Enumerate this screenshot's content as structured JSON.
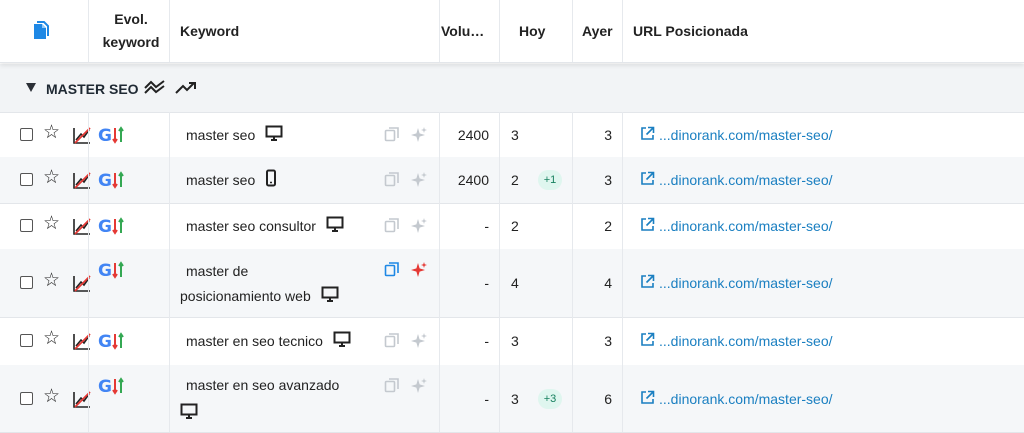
{
  "header": {
    "evol_keyword": "Evol.\nkeyword",
    "evol_line1": "Evol.",
    "evol_line2": "keyword",
    "keyword": "Keyword",
    "volume": "Volu…",
    "hoy": "Hoy",
    "ayer": "Ayer",
    "url": "URL Posicionada"
  },
  "group": {
    "title": "MASTER SEO"
  },
  "rows": [
    {
      "keyword_line1": "master seo",
      "keyword_line2": "",
      "device": "desktop-icon",
      "volume": "2400",
      "hoy": "3",
      "badge": "",
      "ayer": "3",
      "url": "...dinorank.com/master-seo/"
    },
    {
      "keyword_line1": "master seo",
      "keyword_line2": "",
      "device": "mobile-icon",
      "volume": "2400",
      "hoy": "2",
      "badge": "+1",
      "ayer": "3",
      "url": "...dinorank.com/master-seo/"
    },
    {
      "keyword_line1": "master seo consultor",
      "keyword_line2": "",
      "device": "desktop-icon",
      "volume": "-",
      "hoy": "2",
      "badge": "",
      "ayer": "2",
      "url": "...dinorank.com/master-seo/"
    },
    {
      "keyword_line1": "master de",
      "keyword_line2": "posicionamiento web",
      "device": "desktop-icon",
      "volume": "-",
      "hoy": "4",
      "badge": "",
      "ayer": "4",
      "url": "...dinorank.com/master-seo/"
    },
    {
      "keyword_line1": "master en seo tecnico",
      "keyword_line2": "",
      "device": "desktop-icon",
      "volume": "-",
      "hoy": "3",
      "badge": "",
      "ayer": "3",
      "url": "...dinorank.com/master-seo/"
    },
    {
      "keyword_line1": "master en seo avanzado",
      "keyword_line2": "",
      "device": "desktop-icon",
      "volume": "-",
      "hoy": "3",
      "badge": "+3",
      "ayer": "6",
      "url": "...dinorank.com/master-seo/"
    }
  ],
  "colors": {
    "link": "#1a7fc1",
    "accent_red": "#e53935",
    "badge_bg": "#dff6ef",
    "badge_text": "#17805f",
    "row_alt": "#f5f7f9"
  }
}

◆ WHAT THE TASK REQUIRES
Please repeat the entries exactly. Do not include the pictures.

◆ SOLUTION
Enumerate this screenshot's content as structured JSON.
{
  "header": {
    "evol_keyword": "Evol.\nkeyword",
    "evol_line1": "Evol.",
    "evol_line2": "keyword",
    "keyword": "Keyword",
    "volume": "Volu…",
    "hoy": "Hoy",
    "ayer": "Ayer",
    "url": "URL Posicionada"
  },
  "group": {
    "title": "MASTER SEO"
  },
  "rows": [
    {
      "keyword_line1": "master seo",
      "keyword_line2": "",
      "device": "desktop-icon",
      "volume": "2400",
      "hoy": "3",
      "badge": "",
      "ayer": "3",
      "url": "...dinorank.com/master-seo/"
    },
    {
      "keyword_line1": "master seo",
      "keyword_line2": "",
      "device": "mobile-icon",
      "volume": "2400",
      "hoy": "2",
      "badge": "+1",
      "ayer": "3",
      "url": "...dinorank.com/master-seo/"
    },
    {
      "keyword_line1": "master seo consultor",
      "keyword_line2": "",
      "device": "desktop-icon",
      "volume": "-",
      "hoy": "2",
      "badge": "",
      "ayer": "2",
      "url": "...dinorank.com/master-seo/"
    },
    {
      "keyword_line1": "master de",
      "keyword_line2": "posicionamiento web",
      "device": "desktop-icon",
      "volume": "-",
      "hoy": "4",
      "badge": "",
      "ayer": "4",
      "url": "...dinorank.com/master-seo/"
    },
    {
      "keyword_line1": "master en seo tecnico",
      "keyword_line2": "",
      "device": "desktop-icon",
      "volume": "-",
      "hoy": "3",
      "badge": "",
      "ayer": "3",
      "url": "...dinorank.com/master-seo/"
    },
    {
      "keyword_line1": "master en seo avanzado",
      "keyword_line2": "",
      "device": "desktop-icon",
      "volume": "-",
      "hoy": "3",
      "badge": "+3",
      "ayer": "6",
      "url": "...dinorank.com/master-seo/"
    }
  ],
  "colors": {
    "link": "#1a7fc1",
    "accent_red": "#e53935",
    "badge_bg": "#dff6ef",
    "badge_text": "#17805f",
    "row_alt": "#f5f7f9"
  }
}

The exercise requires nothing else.